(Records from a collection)
-- Begin --
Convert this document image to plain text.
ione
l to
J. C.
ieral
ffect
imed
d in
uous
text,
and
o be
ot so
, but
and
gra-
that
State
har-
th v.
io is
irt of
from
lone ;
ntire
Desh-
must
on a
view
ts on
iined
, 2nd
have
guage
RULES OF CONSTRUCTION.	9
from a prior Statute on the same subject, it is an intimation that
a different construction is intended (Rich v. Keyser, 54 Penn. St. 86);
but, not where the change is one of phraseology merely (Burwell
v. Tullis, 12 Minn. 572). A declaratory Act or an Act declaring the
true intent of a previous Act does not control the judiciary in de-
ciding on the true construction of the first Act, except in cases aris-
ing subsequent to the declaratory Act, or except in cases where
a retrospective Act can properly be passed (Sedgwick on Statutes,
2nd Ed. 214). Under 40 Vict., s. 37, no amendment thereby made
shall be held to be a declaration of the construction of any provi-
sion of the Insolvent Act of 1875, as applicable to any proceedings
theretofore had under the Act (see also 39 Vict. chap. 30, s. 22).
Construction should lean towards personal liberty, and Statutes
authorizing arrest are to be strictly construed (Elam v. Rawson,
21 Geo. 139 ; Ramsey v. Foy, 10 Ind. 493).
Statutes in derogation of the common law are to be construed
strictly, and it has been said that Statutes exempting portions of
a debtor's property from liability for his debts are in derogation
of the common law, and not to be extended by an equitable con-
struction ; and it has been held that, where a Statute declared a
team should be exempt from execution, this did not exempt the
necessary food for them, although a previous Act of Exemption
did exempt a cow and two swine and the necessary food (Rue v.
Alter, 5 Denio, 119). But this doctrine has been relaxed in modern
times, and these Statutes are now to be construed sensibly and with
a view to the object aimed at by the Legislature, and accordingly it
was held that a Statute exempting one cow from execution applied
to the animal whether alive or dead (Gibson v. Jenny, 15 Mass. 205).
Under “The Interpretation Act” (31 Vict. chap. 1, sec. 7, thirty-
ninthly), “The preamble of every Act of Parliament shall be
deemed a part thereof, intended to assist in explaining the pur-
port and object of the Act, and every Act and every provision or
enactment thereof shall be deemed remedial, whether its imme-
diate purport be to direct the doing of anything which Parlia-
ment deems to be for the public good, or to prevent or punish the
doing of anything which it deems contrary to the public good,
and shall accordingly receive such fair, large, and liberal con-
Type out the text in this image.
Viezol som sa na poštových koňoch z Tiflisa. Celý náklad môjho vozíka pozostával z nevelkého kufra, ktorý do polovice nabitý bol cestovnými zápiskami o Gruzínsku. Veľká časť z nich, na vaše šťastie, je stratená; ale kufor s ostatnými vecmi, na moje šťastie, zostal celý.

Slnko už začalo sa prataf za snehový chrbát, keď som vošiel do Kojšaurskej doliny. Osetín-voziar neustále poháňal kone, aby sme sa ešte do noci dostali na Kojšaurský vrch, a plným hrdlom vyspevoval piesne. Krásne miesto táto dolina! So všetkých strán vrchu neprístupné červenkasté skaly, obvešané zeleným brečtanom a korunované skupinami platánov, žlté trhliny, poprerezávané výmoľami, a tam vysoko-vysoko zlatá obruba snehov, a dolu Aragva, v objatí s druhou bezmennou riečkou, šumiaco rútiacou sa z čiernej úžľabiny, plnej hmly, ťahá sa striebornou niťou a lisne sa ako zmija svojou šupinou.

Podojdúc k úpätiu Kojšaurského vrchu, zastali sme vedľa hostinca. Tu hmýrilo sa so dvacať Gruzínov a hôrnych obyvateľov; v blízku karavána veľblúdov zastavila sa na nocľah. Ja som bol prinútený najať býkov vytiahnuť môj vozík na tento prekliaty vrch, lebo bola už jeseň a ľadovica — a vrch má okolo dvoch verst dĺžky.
-- End --
Requirements. Look through the entries above and list every line containing "good".

Answer to this exercise.
ment deems to be for the public good, or to prevent or punish the
doing of anything which it deems contrary to the public good,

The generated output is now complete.